[Records]
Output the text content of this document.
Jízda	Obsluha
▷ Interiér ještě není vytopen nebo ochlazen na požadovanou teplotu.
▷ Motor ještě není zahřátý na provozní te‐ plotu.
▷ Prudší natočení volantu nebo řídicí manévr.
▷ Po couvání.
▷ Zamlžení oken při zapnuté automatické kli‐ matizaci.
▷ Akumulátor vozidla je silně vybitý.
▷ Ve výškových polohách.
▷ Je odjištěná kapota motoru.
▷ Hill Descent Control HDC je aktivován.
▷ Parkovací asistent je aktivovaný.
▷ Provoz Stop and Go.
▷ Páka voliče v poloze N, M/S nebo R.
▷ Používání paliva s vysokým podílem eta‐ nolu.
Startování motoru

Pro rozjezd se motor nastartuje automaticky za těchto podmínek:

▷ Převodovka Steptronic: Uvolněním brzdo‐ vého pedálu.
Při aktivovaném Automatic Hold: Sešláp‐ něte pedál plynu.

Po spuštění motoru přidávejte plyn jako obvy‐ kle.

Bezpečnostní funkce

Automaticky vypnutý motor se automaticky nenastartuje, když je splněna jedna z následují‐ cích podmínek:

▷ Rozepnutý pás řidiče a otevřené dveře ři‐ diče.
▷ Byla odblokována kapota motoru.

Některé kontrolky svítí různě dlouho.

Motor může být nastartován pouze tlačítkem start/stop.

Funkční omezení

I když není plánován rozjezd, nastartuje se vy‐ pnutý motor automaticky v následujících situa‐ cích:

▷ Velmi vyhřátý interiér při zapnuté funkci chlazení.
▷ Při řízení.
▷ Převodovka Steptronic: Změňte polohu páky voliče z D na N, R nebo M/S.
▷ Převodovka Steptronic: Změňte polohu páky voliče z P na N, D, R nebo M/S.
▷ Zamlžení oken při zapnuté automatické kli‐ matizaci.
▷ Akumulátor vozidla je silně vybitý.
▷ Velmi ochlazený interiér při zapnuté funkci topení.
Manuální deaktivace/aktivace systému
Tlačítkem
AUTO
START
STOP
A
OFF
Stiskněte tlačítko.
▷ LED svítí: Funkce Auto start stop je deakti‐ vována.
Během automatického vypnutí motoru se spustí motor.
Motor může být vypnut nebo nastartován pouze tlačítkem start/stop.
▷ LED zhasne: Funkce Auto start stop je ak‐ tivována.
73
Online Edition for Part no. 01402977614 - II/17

What you should do: Retype the listing. Match it exactly.

The result:
Output the text content of this document.
Jízda	Obsluha
▷ Interiér ještě není vytopen nebo ochlazen na požadovanou teplotu.
▷ Motor ještě není zahřátý na provozní te‐ plotu.
▷ Prudší natočení volantu nebo řídicí manévr.
▷ Po couvání.
▷ Zamlžení oken při zapnuté automatické kli‐ matizaci.
▷ Akumulátor vozidla je silně vybitý.
▷ Ve výškových polohách.
▷ Je odjištěná kapota motoru.
▷ Hill Descent Control HDC je aktivován.
▷ Parkovací asistent je aktivovaný.
▷ Provoz Stop and Go.
▷ Páka voliče v poloze N, M/S nebo R.
▷ Používání paliva s vysokým podílem eta‐ nolu.
Startování motoru

Pro rozjezd se motor nastartuje automaticky za těchto podmínek:

▷ Převodovka Steptronic: Uvolněním brzdo‐ vého pedálu.
Při aktivovaném Automatic Hold: Sešláp‐ něte pedál plynu.

Po spuštění motoru přidávejte plyn jako obvy‐ kle.

Bezpečnostní funkce

Automaticky vypnutý motor se automaticky nenastartuje, když je splněna jedna z následují‐ cích podmínek:

▷ Rozepnutý pás řidiče a otevřené dveře ři‐ diče.
▷ Byla odblokována kapota motoru.

Některé kontrolky svítí různě dlouho.

Motor může být nastartován pouze tlačítkem start/stop.

Funkční omezení

I když není plánován rozjezd, nastartuje se vy‐ pnutý motor automaticky v následujících situa‐ cích:

▷ Velmi vyhřátý interiér při zapnuté funkci chlazení.
▷ Při řízení.
▷ Převodovka Steptronic: Změňte polohu páky voliče z D na N, R nebo M/S.
▷ Převodovka Steptronic: Změňte polohu páky voliče z P na N, D, R nebo M/S.
▷ Zamlžení oken při zapnuté automatické kli‐ matizaci.
▷ Akumulátor vozidla je silně vybitý.
▷ Velmi ochlazený interiér při zapnuté funkci topení.
Manuální deaktivace/aktivace systému
Tlačítkem
AUTO
START
STOP
A
OFF
Stiskněte tlačítko.
▷ LED svítí: Funkce Auto start stop je deakti‐ vována.
Během automatického vypnutí motoru se spustí motor.
Motor může být vypnut nebo nastartován pouze tlačítkem start/stop.
▷ LED zhasne: Funkce Auto start stop je ak‐ tivována.
73
Online Edition for Part no. 01402977614 - II/17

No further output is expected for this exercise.